◆ Data to use
────────────────
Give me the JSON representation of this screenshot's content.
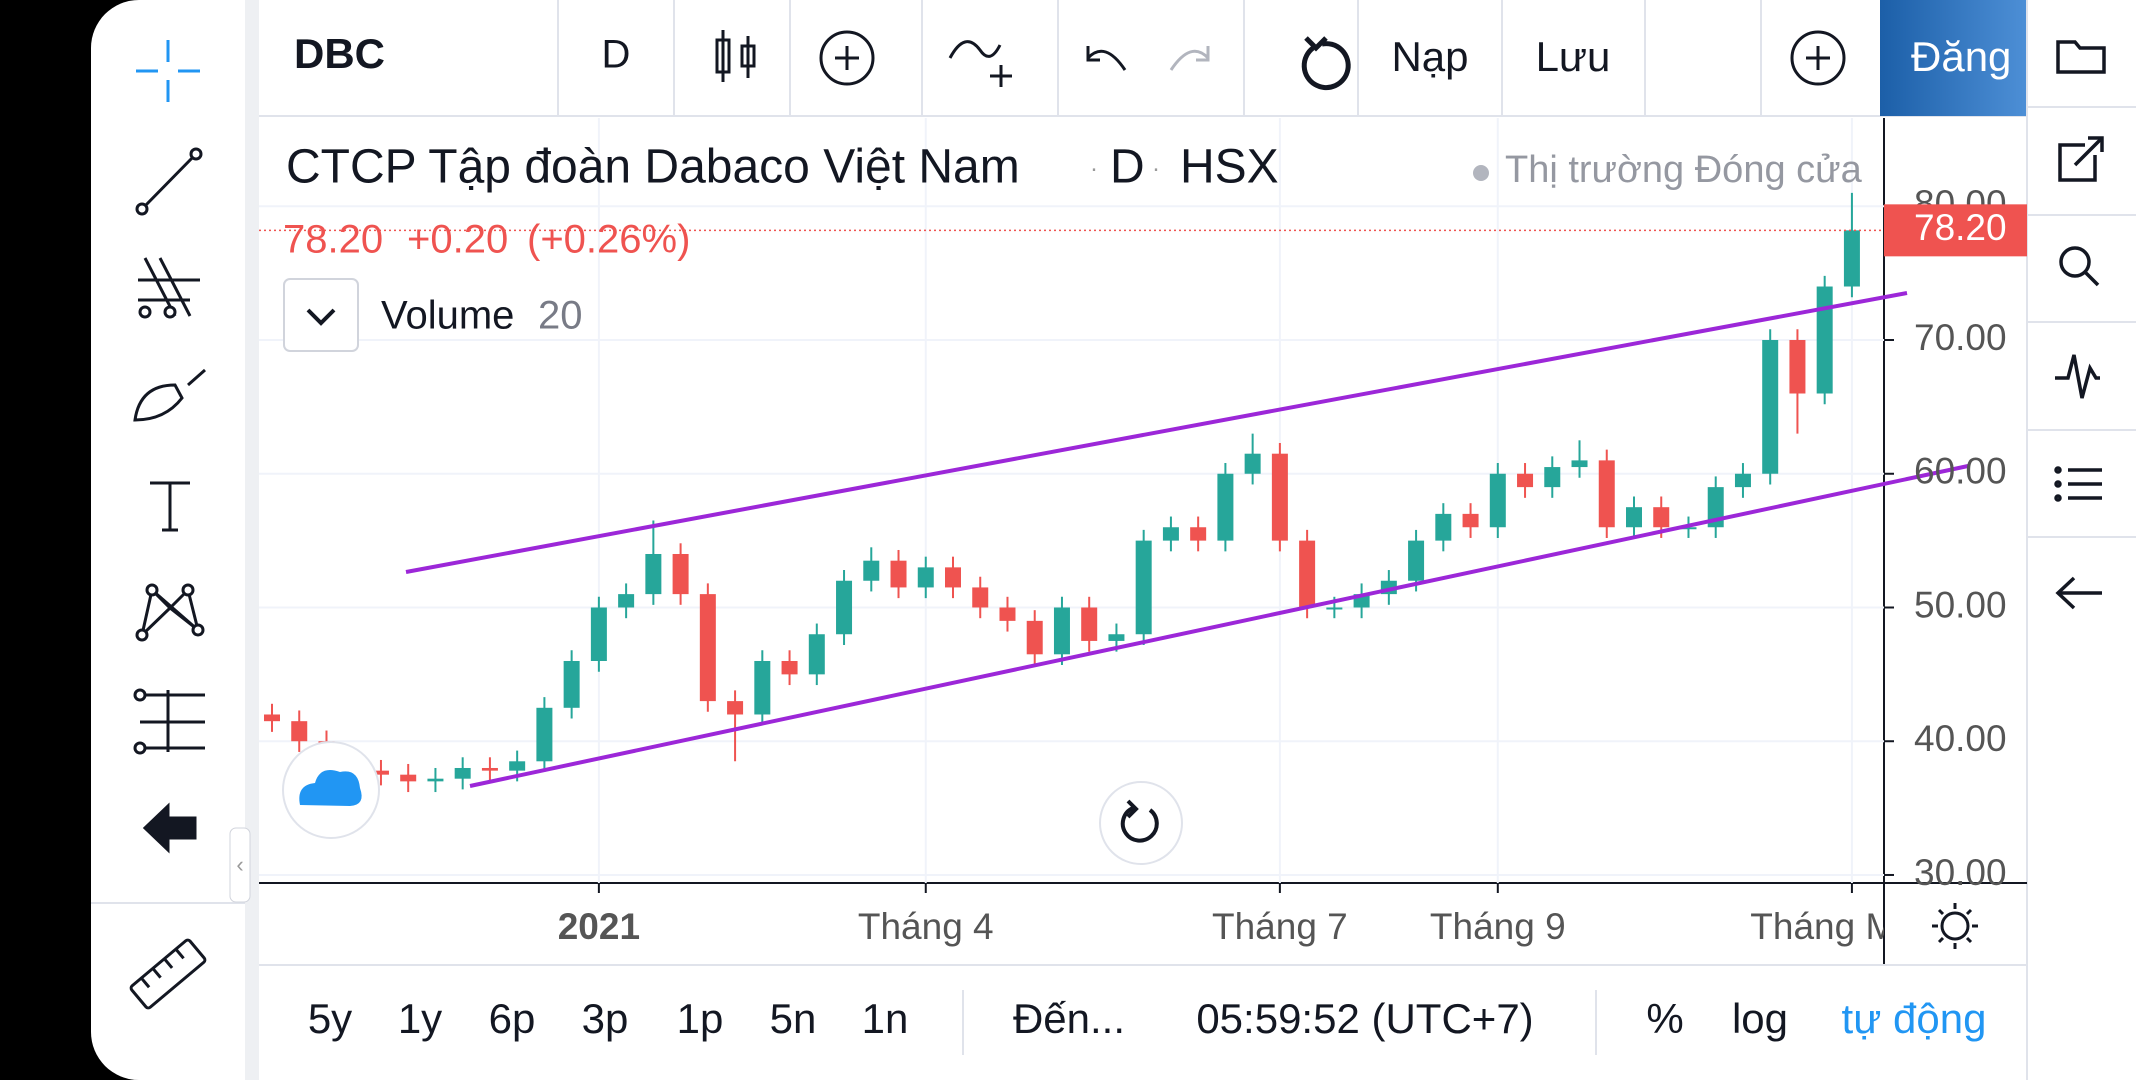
{
  "toolbar": {
    "symbol": "DBC",
    "interval": "D",
    "load": "Nạp",
    "save": "Lưu",
    "signin": "Đăng"
  },
  "legend": {
    "name": "CTCP Tập đoàn Dabaco Việt Nam",
    "interval": "D",
    "exchange": "HSX",
    "status": "Thị trường Đóng cửa",
    "price": "78.20",
    "change": "+0.20",
    "change_pct": "(+0.26%)",
    "indicator": "Volume",
    "indicator_length": "20"
  },
  "chart_data": {
    "type": "candlestick",
    "categories": [
      null,
      null,
      null,
      null,
      null,
      null,
      null,
      null,
      null,
      null,
      null,
      null,
      "2021",
      null,
      null,
      null,
      null,
      null,
      null,
      null,
      null,
      null,
      null,
      null,
      "Tháng 4",
      null,
      null,
      null,
      null,
      null,
      null,
      null,
      null,
      null,
      null,
      null,
      null,
      "Tháng 7",
      null,
      null,
      null,
      null,
      null,
      null,
      null,
      "Tháng 9",
      null,
      null,
      null,
      null,
      null,
      null,
      null,
      null,
      null,
      null,
      null,
      null,
      "Tháng Mười"
    ],
    "open": [
      42,
      41.5,
      40,
      38.5,
      37.8,
      37.5,
      37,
      37.2,
      38,
      37.8,
      38.5,
      42.5,
      46,
      50,
      51,
      54,
      51,
      43,
      42,
      46,
      45,
      48,
      52,
      53.5,
      51.5,
      53,
      51.5,
      50,
      49,
      46.5,
      50,
      47.5,
      48,
      55,
      56,
      55,
      60,
      61.5,
      55,
      50,
      50,
      51,
      52,
      55,
      57,
      56,
      60,
      59,
      60.5,
      61,
      56,
      57.5,
      56,
      56,
      59,
      60,
      70,
      66,
      74
    ],
    "high": [
      42.8,
      42.3,
      40.8,
      39.3,
      38.6,
      38.3,
      38,
      38.8,
      38.8,
      39.3,
      43.3,
      46.8,
      50.8,
      51.8,
      56.5,
      54.8,
      51.8,
      43.8,
      46.8,
      46.8,
      48.8,
      52.8,
      54.5,
      54.3,
      53.8,
      53.8,
      52.3,
      50.8,
      49.8,
      50.8,
      50.8,
      48.8,
      55.8,
      56.8,
      56.8,
      60.8,
      63,
      62.3,
      55.8,
      50.8,
      51.8,
      52.8,
      55.8,
      57.8,
      57.8,
      60.8,
      60.8,
      61.3,
      62.5,
      61.8,
      58.3,
      58.3,
      56.8,
      59.8,
      60.8,
      70.8,
      70.8,
      74.8,
      81
    ],
    "low": [
      40.7,
      39.2,
      37.7,
      37,
      36.7,
      36.2,
      36.2,
      36.4,
      37,
      37,
      37.7,
      41.7,
      45.2,
      49.2,
      50.2,
      50.2,
      42.2,
      38.5,
      41.2,
      44.2,
      44.2,
      47.2,
      51.2,
      50.7,
      50.7,
      50.7,
      49.2,
      48.2,
      45.7,
      45.7,
      46.7,
      46.7,
      47.2,
      54.2,
      54.2,
      54.2,
      59.2,
      54.2,
      49.2,
      49.2,
      49.2,
      50.2,
      51.2,
      54.2,
      55.2,
      55.2,
      58.2,
      58.2,
      59.7,
      55.2,
      55.2,
      55.2,
      55.2,
      55.2,
      58.2,
      59.2,
      63,
      65.2,
      73.2
    ],
    "close": [
      41.5,
      40,
      38.5,
      37.8,
      37.5,
      37,
      37.2,
      38,
      37.8,
      38.5,
      42.5,
      46,
      50,
      51,
      54,
      51,
      43,
      42,
      46,
      45,
      48,
      52,
      53.5,
      51.5,
      53,
      51.5,
      50,
      49,
      46.5,
      50,
      47.5,
      48,
      55,
      56,
      55,
      60,
      61.5,
      55,
      50,
      50,
      51,
      52,
      55,
      57,
      56,
      60,
      59,
      60.5,
      61,
      56,
      57.5,
      56,
      56,
      59,
      60,
      70,
      66,
      74,
      78.2
    ],
    "up_color": "#26a69a",
    "down_color": "#ef5350",
    "ylim": [
      29.4,
      86.6
    ],
    "yticks": [
      {
        "value": 30,
        "label": "30.00"
      },
      {
        "value": 40,
        "label": "40.00"
      },
      {
        "value": 50,
        "label": "50.00"
      },
      {
        "value": 60,
        "label": "60.00"
      },
      {
        "value": 70,
        "label": "70.00"
      },
      {
        "value": 80,
        "label": "80.00"
      }
    ],
    "grid": true,
    "last_price": {
      "value": 78.2,
      "label": "78.20"
    }
  },
  "ranges": [
    "5y",
    "1y",
    "6p",
    "3p",
    "1p",
    "5n",
    "1n"
  ],
  "goto": "Đến...",
  "time": "05:59:52 (UTC+7)",
  "scale": {
    "percent": "%",
    "log": "log",
    "auto": "tự động"
  }
}
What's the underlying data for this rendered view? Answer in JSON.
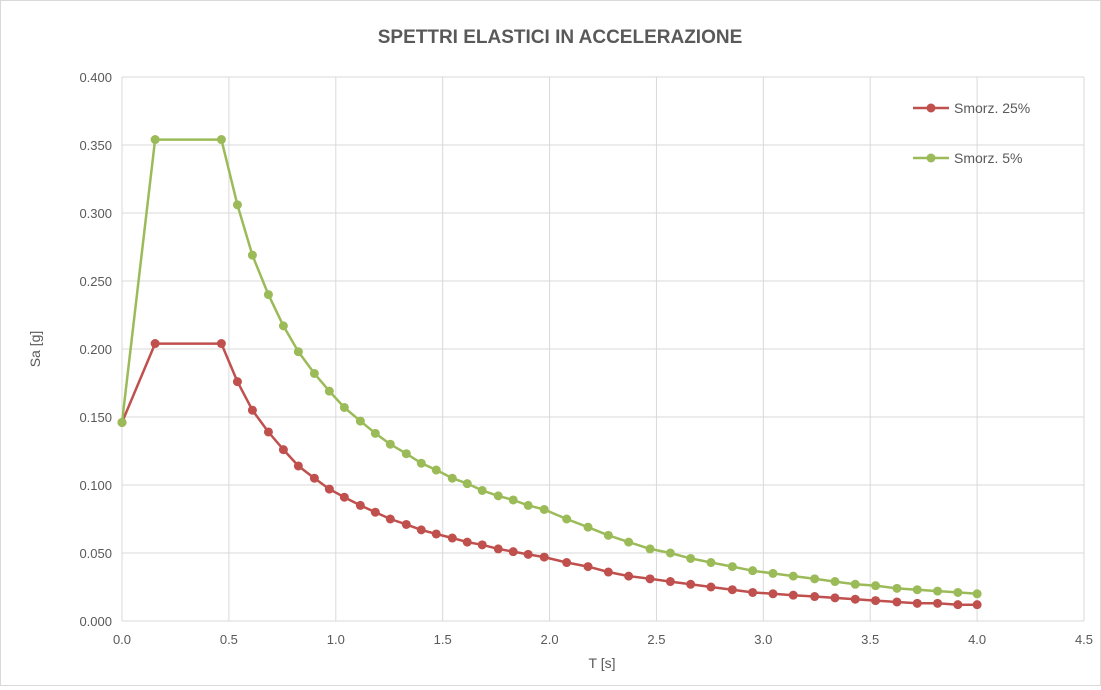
────────────────
◆ The exercise
Gather and return every line that holds the string "JSON".

◆ Response
Give me the JSON representation of this screenshot's content.
What's the underlying data for this rendered view? Answer in JSON.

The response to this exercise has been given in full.